• _Task objective_
From the listing below, copy every line with the word "сигарелу".

• _Provided data_

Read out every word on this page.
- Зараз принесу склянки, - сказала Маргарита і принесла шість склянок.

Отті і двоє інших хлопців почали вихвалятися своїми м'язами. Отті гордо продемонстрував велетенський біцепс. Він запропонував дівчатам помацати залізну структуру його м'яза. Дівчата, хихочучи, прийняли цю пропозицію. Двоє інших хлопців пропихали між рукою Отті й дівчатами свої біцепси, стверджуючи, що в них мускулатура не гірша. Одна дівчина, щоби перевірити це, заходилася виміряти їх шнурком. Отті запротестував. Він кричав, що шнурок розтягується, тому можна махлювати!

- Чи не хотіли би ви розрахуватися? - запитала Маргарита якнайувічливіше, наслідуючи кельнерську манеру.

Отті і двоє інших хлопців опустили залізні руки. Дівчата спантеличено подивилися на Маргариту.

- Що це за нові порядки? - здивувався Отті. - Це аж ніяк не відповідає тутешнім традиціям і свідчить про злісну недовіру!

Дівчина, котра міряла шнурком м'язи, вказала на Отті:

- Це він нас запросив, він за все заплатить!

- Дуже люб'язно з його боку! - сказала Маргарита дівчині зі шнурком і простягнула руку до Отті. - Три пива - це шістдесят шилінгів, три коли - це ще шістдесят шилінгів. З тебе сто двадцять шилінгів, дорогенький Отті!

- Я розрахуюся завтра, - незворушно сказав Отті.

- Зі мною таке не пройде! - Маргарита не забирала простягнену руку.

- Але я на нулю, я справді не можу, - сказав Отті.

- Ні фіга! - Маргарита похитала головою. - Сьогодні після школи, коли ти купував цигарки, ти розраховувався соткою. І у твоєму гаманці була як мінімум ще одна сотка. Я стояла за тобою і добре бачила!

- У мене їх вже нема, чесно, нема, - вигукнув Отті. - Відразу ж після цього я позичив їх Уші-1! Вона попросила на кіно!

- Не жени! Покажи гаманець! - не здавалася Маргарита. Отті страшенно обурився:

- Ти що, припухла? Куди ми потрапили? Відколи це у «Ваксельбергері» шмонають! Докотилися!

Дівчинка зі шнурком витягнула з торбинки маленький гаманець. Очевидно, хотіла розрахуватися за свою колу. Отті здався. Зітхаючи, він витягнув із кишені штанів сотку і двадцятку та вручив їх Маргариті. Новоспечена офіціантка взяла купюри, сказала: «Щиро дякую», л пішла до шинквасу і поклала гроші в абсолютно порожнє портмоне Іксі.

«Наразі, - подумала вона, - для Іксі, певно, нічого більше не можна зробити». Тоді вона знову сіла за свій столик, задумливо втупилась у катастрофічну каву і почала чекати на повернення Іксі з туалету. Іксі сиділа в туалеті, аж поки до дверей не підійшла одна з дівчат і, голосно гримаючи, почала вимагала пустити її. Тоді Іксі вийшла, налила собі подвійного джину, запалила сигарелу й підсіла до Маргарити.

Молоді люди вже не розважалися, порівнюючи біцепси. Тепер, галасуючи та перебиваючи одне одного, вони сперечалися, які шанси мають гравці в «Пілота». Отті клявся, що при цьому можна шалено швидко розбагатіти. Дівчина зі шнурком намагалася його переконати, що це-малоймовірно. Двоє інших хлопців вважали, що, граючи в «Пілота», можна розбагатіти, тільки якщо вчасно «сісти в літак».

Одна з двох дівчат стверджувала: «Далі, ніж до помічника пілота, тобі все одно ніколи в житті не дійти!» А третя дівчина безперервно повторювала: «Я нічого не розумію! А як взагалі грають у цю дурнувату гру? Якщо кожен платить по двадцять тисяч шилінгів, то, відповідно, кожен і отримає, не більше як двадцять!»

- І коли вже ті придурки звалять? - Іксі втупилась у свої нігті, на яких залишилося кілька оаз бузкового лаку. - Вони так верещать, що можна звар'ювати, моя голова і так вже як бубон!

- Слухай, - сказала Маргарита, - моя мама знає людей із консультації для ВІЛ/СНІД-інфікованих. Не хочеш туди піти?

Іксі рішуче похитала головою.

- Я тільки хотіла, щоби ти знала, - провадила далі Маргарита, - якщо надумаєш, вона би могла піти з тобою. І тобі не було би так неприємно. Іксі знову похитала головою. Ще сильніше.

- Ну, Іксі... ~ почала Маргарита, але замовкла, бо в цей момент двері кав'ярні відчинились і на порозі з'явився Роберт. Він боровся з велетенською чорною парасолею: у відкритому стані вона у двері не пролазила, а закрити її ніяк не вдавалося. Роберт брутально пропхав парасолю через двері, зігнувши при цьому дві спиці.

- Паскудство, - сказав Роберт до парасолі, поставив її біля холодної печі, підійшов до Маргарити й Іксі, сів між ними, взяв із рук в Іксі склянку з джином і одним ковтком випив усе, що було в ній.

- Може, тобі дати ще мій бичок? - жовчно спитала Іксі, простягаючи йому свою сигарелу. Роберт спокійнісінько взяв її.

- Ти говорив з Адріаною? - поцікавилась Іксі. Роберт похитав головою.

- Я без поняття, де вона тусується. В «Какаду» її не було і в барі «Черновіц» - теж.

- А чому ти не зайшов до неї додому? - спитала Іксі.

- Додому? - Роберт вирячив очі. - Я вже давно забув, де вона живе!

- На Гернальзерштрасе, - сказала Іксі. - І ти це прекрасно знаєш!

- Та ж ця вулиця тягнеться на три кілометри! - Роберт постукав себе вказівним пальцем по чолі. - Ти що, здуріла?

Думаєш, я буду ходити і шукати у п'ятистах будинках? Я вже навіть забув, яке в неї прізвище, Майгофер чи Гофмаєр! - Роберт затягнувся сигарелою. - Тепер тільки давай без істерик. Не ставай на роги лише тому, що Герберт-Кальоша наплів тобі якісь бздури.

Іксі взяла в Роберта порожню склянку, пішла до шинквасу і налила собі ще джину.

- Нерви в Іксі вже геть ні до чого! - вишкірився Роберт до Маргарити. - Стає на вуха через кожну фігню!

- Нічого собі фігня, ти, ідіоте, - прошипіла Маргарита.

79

• _Result of this task_
«Наразі, - подумала вона, - для Іксі, певно, нічого більше не можна зробити». Тоді вона знову сіла за свій столик, задумливо втупилась у катастрофічну каву і почала чекати на повернення Іксі з туалету. Іксі сиділа в туалеті, аж поки до дверей не підійшла одна з дівчат і, голосно гримаючи, почала вимагала пустити її. Тоді Іксі вийшла, налила собі подвійного джину, запалила сигарелу й підсіла до Маргарити.
- Може, тобі дати ще мій бичок? - жовчно спитала Іксі, простягаючи йому свою сигарелу. Роберт спокійнісінько взяв її.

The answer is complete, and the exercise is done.